### [Data to process]
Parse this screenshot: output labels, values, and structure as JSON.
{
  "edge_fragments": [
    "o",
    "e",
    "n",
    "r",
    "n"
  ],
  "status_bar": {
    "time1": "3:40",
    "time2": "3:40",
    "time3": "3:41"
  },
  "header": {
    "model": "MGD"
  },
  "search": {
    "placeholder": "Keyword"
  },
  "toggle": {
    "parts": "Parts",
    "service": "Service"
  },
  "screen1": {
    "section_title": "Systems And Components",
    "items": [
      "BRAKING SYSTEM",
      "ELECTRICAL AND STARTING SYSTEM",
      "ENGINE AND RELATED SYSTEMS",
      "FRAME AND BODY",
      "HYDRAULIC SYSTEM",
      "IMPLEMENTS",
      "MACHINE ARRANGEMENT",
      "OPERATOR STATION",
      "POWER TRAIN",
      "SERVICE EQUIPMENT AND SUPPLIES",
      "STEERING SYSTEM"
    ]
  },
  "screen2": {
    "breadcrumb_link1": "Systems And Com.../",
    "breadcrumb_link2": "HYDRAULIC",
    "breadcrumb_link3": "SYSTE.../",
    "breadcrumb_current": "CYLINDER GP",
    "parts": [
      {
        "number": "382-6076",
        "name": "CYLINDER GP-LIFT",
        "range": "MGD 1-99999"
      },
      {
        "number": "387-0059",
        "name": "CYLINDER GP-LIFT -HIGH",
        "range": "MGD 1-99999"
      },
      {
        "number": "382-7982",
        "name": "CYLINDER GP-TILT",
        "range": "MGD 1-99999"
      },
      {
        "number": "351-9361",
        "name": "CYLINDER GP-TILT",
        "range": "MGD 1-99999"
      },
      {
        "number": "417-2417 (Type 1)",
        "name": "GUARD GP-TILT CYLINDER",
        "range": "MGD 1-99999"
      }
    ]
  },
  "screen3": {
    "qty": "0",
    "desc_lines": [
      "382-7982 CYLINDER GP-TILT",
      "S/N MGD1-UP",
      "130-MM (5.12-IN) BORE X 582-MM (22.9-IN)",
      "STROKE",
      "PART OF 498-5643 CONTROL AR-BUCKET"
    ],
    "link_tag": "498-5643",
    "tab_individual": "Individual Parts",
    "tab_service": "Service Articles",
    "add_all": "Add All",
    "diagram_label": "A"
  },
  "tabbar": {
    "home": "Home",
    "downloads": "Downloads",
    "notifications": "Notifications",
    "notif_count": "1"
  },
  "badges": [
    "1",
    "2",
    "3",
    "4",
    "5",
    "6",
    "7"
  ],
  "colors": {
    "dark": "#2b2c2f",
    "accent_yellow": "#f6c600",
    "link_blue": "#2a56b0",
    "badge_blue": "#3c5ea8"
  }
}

==

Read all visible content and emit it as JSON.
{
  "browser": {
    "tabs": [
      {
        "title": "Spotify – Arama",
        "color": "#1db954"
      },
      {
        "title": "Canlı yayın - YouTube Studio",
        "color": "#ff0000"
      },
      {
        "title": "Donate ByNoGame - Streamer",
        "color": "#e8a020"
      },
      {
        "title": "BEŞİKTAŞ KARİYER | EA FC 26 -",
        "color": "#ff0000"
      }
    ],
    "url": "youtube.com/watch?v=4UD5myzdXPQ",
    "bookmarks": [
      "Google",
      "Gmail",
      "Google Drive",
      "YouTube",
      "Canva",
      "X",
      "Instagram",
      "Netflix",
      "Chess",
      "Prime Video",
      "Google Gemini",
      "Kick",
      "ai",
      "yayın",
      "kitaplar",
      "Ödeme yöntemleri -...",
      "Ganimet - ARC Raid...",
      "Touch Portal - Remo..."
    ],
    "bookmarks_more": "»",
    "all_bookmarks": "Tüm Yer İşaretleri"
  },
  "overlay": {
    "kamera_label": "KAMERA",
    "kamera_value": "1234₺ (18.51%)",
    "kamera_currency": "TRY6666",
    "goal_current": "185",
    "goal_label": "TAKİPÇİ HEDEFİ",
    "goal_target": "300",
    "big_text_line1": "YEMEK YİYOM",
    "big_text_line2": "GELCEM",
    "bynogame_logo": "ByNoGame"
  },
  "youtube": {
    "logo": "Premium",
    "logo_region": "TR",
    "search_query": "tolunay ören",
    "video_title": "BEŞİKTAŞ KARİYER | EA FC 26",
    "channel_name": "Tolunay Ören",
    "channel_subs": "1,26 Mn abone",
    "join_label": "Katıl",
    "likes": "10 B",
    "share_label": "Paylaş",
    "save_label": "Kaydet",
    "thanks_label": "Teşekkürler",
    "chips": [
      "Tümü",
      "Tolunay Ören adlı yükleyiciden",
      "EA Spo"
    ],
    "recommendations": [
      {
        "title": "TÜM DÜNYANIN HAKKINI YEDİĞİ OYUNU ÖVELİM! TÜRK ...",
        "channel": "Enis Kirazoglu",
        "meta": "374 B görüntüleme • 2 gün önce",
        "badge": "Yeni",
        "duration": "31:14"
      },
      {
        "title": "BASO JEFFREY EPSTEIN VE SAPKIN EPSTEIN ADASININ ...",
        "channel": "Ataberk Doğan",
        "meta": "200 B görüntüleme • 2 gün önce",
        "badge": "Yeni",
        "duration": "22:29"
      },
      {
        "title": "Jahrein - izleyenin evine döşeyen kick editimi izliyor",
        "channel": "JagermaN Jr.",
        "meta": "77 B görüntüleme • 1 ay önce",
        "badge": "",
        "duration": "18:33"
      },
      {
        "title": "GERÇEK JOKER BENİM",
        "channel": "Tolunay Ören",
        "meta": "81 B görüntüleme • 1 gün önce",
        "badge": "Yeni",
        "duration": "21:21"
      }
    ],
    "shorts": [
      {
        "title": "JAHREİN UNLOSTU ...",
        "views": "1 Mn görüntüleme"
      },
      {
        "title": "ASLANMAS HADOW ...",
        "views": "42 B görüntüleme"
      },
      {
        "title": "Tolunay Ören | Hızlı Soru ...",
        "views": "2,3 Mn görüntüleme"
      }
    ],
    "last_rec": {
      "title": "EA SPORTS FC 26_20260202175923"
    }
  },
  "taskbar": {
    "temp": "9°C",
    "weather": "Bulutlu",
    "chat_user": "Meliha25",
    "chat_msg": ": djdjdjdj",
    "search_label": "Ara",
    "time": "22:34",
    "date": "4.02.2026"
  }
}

--

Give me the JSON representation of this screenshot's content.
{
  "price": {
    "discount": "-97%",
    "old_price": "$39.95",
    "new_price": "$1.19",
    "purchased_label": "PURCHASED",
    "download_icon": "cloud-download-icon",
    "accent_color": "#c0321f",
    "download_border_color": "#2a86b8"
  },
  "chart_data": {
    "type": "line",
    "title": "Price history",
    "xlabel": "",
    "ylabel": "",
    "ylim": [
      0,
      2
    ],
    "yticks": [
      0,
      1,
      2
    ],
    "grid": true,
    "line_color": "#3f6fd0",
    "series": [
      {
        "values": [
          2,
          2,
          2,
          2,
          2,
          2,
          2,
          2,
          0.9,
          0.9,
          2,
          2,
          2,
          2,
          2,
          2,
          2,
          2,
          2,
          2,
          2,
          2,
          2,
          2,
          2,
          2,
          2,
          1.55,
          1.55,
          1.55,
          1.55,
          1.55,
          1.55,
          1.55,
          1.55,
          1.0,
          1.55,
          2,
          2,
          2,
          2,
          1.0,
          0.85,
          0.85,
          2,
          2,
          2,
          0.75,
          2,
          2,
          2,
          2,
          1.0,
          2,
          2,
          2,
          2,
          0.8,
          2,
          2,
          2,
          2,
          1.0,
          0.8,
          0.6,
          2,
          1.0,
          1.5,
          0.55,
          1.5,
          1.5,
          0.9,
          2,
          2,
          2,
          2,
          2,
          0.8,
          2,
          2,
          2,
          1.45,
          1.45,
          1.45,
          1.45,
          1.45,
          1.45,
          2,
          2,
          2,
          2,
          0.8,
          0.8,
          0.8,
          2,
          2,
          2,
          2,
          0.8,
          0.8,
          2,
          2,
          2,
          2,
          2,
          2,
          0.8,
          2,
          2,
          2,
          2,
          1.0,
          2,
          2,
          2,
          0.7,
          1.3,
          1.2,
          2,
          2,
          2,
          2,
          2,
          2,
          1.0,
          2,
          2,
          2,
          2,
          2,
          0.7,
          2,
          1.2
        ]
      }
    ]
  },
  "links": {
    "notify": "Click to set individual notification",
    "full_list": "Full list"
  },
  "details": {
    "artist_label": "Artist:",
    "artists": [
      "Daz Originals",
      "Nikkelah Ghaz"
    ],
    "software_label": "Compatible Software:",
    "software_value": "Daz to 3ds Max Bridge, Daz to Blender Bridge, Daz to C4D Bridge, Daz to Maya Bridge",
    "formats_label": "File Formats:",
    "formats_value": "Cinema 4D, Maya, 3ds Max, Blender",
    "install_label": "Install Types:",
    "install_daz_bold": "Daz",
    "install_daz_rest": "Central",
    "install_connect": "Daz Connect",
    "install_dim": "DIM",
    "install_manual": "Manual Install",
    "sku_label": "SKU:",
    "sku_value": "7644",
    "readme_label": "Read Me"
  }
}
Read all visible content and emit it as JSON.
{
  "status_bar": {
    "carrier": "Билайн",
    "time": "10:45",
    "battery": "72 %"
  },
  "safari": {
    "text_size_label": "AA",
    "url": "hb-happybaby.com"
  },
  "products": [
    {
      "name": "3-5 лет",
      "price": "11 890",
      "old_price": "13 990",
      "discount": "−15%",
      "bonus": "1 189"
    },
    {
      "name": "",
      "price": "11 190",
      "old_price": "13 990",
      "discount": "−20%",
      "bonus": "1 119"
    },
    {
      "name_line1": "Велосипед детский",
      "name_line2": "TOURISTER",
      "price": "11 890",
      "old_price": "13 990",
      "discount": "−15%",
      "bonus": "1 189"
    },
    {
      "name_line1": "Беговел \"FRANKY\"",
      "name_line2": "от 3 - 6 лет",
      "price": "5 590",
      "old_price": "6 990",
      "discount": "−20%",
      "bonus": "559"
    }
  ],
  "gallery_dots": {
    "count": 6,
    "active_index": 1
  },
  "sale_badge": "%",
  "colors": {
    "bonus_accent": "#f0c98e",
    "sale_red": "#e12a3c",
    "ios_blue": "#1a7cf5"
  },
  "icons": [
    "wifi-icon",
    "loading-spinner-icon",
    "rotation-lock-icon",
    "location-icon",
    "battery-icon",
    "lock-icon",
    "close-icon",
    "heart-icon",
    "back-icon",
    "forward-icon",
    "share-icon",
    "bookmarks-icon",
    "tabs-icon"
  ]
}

### [Set exercise]
Scan the records for the string "KARİYER". Copy each line in which it appears.

### [Full response]
        "title": "BEŞİKTAŞ KARİYER | EA FC 26 -",
    "video_title": "BEŞİKTAŞ KARİYER | EA FC 26",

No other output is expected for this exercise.